▶ **What you have to do**
Pull out every line with the word "отказе" from the entries below.

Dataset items
● ● ● ● ● ● ●

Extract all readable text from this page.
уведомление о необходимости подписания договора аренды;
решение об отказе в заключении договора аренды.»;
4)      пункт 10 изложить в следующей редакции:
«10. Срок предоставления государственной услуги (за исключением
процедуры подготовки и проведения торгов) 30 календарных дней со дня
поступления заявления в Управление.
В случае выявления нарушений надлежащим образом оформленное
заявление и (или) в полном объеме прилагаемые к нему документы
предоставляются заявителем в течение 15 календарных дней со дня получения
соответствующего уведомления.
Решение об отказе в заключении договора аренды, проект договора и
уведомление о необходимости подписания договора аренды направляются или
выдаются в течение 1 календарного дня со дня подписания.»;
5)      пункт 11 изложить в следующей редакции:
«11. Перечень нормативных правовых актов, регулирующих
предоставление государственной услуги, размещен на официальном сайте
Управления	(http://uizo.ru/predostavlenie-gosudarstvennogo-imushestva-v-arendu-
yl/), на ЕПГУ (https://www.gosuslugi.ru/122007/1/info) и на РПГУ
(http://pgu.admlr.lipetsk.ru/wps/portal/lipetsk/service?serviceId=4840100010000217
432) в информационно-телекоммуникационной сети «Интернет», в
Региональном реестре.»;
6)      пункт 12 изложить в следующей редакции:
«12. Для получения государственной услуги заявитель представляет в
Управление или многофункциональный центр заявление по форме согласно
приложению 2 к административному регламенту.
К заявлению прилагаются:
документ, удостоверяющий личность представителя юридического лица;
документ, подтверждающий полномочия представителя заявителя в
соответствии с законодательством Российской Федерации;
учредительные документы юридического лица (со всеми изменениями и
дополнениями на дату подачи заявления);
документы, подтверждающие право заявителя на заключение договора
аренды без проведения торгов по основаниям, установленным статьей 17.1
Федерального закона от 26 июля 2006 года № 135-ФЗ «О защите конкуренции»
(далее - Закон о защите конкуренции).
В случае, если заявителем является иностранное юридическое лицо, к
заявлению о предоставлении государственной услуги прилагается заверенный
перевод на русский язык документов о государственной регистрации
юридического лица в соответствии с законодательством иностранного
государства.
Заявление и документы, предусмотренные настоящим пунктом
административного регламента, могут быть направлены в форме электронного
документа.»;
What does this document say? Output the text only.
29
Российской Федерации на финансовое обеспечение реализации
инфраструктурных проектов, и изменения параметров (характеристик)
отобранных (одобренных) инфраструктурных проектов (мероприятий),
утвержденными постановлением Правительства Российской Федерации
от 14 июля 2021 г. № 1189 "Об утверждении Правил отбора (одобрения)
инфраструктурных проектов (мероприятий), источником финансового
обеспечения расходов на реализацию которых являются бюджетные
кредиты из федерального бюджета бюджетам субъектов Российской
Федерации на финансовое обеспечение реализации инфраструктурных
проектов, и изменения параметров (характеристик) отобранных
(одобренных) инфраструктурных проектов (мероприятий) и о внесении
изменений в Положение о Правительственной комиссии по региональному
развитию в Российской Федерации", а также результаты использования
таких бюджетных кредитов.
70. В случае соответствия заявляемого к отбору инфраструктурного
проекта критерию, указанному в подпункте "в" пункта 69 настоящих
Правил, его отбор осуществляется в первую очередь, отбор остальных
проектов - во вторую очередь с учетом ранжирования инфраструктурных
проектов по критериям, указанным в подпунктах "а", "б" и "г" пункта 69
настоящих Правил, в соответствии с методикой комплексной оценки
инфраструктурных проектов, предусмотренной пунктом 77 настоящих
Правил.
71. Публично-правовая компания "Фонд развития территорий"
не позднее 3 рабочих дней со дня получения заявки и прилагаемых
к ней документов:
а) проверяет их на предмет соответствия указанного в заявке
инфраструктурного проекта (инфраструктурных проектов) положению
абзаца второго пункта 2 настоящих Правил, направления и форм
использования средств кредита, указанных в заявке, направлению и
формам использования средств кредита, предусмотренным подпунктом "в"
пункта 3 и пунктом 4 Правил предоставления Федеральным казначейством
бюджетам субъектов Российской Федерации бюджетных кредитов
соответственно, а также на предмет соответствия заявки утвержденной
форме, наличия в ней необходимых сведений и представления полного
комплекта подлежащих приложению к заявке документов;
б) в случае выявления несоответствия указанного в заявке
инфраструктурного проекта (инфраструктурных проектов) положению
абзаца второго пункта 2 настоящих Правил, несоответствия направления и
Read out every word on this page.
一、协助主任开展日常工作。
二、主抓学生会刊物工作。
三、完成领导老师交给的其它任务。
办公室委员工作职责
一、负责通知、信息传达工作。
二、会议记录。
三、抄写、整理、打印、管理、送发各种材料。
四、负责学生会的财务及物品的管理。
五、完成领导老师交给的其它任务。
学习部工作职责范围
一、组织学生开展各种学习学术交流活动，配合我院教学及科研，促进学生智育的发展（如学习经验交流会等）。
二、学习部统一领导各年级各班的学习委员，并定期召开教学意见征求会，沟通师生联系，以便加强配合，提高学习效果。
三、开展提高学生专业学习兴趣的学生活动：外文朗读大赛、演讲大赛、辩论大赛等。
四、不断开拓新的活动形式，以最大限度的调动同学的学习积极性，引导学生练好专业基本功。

● ● ● ● ● ● ●

▶ **Solution to this exercise**
решение об отказе в заключении договора аренды.»;
Решение об отказе в заключении договора аренды, проект договора и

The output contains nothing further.